(Dataset excerpts)
>>

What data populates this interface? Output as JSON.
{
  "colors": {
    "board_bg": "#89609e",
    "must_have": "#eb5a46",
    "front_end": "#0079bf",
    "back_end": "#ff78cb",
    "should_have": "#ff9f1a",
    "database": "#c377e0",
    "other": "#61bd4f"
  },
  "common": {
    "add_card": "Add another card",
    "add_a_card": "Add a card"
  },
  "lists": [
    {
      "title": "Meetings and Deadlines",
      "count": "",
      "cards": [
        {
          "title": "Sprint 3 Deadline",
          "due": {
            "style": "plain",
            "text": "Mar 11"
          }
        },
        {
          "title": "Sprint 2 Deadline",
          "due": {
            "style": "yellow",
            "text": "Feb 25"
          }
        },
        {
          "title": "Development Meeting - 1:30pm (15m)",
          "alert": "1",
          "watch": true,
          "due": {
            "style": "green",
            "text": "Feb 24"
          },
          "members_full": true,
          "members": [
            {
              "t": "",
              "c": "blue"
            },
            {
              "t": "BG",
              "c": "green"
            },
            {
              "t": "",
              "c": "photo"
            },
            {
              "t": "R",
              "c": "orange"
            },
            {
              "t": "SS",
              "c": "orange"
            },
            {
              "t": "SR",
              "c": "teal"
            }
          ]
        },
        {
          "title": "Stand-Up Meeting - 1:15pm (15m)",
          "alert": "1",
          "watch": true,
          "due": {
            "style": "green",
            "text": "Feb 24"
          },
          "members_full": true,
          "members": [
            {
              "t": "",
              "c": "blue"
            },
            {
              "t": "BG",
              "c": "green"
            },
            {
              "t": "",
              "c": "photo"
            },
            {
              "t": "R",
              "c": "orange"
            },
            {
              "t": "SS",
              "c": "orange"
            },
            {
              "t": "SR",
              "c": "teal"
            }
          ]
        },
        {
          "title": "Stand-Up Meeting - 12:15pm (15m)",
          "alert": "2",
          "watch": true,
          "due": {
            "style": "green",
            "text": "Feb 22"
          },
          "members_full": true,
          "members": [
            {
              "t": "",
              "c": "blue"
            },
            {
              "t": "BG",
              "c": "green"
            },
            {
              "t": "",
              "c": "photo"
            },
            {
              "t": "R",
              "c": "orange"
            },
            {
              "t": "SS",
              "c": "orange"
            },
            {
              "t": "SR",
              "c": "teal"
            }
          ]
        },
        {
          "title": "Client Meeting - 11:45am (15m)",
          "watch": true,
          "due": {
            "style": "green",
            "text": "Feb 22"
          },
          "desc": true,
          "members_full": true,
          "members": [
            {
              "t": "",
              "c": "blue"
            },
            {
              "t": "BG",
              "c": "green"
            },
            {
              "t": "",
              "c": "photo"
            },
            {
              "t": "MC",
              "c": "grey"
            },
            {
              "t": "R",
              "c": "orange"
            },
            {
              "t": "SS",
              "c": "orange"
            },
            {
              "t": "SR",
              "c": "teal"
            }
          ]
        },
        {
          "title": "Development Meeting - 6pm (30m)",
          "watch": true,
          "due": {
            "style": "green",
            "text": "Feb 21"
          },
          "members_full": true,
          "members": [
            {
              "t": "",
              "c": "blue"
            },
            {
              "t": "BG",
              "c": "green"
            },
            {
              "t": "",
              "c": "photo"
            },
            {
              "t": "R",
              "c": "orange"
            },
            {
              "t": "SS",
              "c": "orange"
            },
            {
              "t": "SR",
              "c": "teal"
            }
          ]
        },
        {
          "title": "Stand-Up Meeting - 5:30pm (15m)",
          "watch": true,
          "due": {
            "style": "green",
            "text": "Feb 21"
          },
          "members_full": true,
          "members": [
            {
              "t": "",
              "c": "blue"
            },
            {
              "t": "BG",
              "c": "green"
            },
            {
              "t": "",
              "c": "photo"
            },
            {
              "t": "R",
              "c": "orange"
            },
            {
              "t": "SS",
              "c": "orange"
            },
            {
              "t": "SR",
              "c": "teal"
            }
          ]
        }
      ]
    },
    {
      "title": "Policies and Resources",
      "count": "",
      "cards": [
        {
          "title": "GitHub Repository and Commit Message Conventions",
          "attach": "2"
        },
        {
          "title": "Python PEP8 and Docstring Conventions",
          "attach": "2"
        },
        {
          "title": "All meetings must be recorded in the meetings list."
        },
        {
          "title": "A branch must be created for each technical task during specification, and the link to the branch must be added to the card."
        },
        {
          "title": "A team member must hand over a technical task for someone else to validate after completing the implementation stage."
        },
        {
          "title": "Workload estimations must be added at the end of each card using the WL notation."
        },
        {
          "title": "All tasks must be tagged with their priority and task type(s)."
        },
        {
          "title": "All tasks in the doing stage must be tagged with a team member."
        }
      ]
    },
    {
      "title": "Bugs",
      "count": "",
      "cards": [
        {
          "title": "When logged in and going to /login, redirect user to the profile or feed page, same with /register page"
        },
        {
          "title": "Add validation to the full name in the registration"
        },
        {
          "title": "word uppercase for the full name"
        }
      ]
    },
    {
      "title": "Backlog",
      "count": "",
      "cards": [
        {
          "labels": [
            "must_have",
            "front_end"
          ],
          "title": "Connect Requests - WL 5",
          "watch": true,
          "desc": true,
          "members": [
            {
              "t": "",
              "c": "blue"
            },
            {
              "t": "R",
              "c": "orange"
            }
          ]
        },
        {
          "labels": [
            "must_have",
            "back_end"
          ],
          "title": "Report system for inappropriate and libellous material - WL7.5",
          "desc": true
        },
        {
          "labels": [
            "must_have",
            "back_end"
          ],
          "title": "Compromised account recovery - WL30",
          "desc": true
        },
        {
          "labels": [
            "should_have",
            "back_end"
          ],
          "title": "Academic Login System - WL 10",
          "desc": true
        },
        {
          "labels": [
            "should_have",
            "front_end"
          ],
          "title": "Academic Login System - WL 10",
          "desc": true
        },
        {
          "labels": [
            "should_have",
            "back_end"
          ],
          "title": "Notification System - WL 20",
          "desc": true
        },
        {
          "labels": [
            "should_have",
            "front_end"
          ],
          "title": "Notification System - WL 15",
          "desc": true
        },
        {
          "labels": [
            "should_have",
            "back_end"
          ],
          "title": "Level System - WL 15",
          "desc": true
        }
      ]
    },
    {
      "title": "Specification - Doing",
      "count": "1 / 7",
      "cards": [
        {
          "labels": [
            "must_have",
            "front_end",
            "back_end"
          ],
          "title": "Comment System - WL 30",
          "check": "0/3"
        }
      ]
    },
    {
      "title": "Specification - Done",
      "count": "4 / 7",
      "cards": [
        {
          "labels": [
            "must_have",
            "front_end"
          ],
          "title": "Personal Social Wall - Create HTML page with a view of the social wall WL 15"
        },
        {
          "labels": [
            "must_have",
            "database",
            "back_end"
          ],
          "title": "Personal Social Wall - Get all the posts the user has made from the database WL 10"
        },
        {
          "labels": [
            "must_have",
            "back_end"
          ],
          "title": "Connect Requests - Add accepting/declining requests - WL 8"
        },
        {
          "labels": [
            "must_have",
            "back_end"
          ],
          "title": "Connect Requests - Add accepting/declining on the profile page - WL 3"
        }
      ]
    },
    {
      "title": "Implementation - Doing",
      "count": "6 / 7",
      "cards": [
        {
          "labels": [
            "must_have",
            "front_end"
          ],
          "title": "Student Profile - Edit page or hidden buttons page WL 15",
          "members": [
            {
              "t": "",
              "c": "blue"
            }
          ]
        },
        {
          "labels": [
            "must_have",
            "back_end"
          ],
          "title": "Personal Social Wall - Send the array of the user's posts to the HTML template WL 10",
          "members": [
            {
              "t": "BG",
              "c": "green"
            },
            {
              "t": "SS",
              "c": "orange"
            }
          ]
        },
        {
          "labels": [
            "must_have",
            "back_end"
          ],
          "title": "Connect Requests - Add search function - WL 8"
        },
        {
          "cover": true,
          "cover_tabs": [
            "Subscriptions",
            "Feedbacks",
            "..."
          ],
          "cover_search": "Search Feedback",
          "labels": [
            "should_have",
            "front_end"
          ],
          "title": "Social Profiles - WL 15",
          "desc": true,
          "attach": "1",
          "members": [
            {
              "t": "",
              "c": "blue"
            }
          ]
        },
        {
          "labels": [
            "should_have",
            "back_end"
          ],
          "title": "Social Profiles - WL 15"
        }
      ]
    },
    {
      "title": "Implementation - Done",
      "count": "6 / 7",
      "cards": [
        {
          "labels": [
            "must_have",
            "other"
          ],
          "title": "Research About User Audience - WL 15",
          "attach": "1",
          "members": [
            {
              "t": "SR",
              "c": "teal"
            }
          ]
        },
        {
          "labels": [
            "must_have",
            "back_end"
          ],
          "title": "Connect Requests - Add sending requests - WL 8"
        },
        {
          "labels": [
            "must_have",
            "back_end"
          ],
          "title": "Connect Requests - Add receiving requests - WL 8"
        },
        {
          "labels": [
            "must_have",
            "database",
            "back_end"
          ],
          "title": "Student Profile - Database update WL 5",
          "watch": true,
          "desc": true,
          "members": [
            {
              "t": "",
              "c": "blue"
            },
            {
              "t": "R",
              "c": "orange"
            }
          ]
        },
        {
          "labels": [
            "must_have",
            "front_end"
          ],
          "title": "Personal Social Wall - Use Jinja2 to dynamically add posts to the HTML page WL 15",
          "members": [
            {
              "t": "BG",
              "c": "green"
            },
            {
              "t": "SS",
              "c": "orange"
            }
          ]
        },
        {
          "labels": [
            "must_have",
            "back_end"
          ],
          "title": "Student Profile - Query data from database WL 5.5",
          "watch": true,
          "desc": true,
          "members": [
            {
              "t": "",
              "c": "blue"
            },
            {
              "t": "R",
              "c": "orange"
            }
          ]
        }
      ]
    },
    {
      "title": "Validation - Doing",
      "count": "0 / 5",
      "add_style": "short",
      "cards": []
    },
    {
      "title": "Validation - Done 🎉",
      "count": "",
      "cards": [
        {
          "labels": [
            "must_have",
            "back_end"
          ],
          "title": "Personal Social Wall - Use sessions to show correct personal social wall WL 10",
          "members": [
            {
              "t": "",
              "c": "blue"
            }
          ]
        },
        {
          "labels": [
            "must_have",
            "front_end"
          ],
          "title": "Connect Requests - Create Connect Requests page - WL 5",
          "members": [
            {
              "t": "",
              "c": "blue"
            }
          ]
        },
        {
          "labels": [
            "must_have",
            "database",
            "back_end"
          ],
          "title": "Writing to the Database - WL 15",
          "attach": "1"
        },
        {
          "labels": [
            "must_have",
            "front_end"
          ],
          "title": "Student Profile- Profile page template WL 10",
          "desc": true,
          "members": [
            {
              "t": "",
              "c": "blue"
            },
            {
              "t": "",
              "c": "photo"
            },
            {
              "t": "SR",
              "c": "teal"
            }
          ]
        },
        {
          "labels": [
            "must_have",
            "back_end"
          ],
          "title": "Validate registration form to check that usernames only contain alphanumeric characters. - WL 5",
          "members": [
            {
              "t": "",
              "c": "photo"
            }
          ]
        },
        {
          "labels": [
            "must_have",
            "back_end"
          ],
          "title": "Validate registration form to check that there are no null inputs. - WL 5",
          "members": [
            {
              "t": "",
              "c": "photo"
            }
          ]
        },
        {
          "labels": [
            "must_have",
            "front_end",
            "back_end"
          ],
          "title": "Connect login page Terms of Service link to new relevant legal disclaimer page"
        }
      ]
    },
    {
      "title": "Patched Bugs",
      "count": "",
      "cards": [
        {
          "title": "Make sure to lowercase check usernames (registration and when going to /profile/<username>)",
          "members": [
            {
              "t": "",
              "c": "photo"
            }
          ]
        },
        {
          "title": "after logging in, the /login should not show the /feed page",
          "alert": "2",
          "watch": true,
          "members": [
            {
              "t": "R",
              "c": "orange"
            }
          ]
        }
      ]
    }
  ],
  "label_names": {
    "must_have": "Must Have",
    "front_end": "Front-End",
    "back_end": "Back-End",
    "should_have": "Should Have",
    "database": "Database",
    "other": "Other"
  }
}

<<

=== What to produce ===
Which lines above contain "Development"? Show each of them.

=== Solution for this problem ===
          "title": "Development Meeting - 1:30pm (15m)",
          "title": "Development Meeting - 6pm (30m)",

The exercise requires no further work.